**Your goal**:
Return every line below in which "ffffff" appears.

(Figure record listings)
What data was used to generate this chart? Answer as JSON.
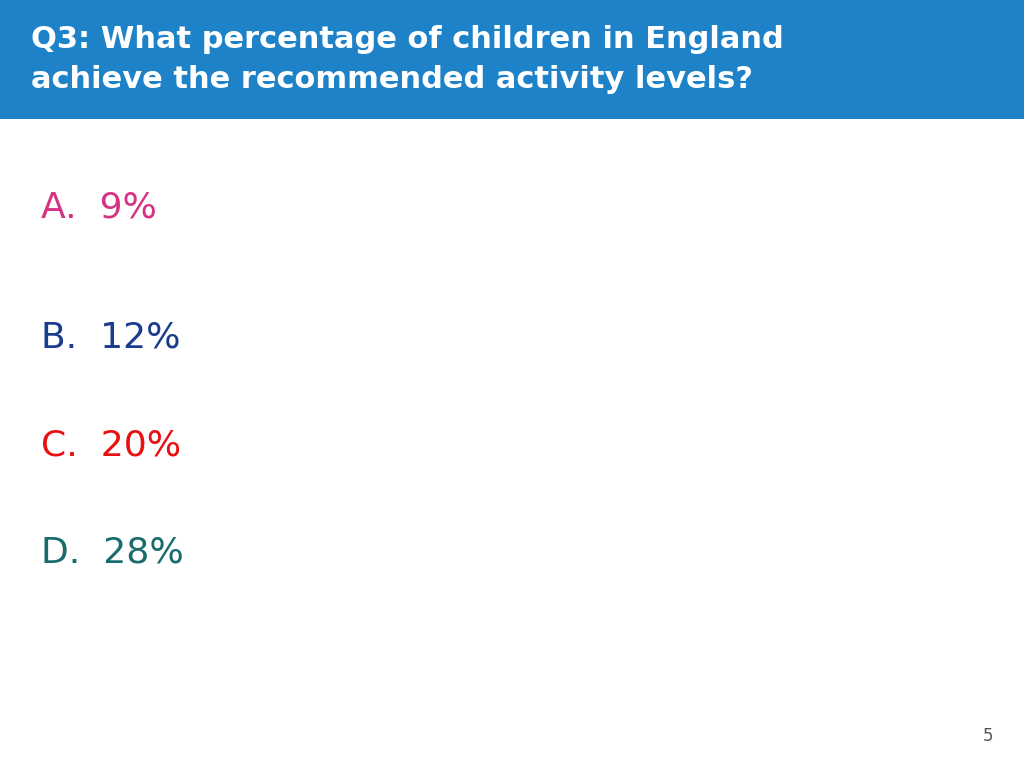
{
  "title_line1": "Q3: What percentage of children in England",
  "title_line2": "achieve the recommended activity levels?",
  "title_bg_color": "#1e82c8",
  "title_text_color": "#ffffff",
  "options": [
    {
      "label": "A.",
      "text": "9%",
      "color": "#d63384"
    },
    {
      "label": "B.",
      "text": "12%",
      "color": "#1a3c8e"
    },
    {
      "label": "C.",
      "text": "20%",
      "color": "#e81010"
    },
    {
      "label": "D.",
      "text": "28%",
      "color": "#1a6b6b"
    }
  ],
  "page_number": "5",
  "page_number_color": "#555555",
  "bg_color": "#ffffff",
  "title_fontsize": 22,
  "option_fontsize": 26,
  "page_num_fontsize": 12
}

**Exercise answer**:
  "title_text_color": "#ffffff",
  "bg_color": "#ffffff",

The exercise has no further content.